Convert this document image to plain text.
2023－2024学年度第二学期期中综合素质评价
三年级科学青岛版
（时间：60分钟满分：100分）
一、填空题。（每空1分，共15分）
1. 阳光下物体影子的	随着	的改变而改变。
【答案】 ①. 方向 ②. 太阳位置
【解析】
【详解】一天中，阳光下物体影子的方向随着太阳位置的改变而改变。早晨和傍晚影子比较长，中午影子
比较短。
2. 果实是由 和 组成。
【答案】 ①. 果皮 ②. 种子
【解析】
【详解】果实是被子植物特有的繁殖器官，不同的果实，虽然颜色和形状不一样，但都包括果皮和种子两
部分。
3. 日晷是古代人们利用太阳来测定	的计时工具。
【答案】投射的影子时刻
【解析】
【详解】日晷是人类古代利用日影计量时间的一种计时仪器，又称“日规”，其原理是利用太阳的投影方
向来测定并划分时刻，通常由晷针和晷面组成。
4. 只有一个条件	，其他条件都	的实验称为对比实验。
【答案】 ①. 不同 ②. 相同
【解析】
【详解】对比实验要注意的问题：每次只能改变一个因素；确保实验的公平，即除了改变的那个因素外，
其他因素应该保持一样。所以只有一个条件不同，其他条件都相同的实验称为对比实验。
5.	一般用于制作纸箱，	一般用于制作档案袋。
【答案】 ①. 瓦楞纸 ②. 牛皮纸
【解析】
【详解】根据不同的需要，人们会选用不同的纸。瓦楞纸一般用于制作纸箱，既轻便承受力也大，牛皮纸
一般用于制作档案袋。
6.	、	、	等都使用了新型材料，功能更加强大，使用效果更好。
- - -
Exercise objective =>
Repeat every record, exactly as written.

Right answer =>
Convert this document image to plain text.
2023－2024学年度第二学期期中综合素质评价
三年级科学青岛版
（时间：60分钟满分：100分）
一、填空题。（每空1分，共15分）
1. 阳光下物体影子的	随着	的改变而改变。
【答案】 ①. 方向 ②. 太阳位置
【解析】
【详解】一天中，阳光下物体影子的方向随着太阳位置的改变而改变。早晨和傍晚影子比较长，中午影子
比较短。
2. 果实是由 和 组成。
【答案】 ①. 果皮 ②. 种子
【解析】
【详解】果实是被子植物特有的繁殖器官，不同的果实，虽然颜色和形状不一样，但都包括果皮和种子两
部分。
3. 日晷是古代人们利用太阳来测定	的计时工具。
【答案】投射的影子时刻
【解析】
【详解】日晷是人类古代利用日影计量时间的一种计时仪器，又称“日规”，其原理是利用太阳的投影方
向来测定并划分时刻，通常由晷针和晷面组成。
4. 只有一个条件	，其他条件都	的实验称为对比实验。
【答案】 ①. 不同 ②. 相同
【解析】
【详解】对比实验要注意的问题：每次只能改变一个因素；确保实验的公平，即除了改变的那个因素外，
其他因素应该保持一样。所以只有一个条件不同，其他条件都相同的实验称为对比实验。
5.	一般用于制作纸箱，	一般用于制作档案袋。
【答案】 ①. 瓦楞纸 ②. 牛皮纸
【解析】
【详解】根据不同的需要，人们会选用不同的纸。瓦楞纸一般用于制作纸箱，既轻便承受力也大，牛皮纸
一般用于制作档案袋。
6.	、	、	等都使用了新型材料，功能更加强大，使用效果更好。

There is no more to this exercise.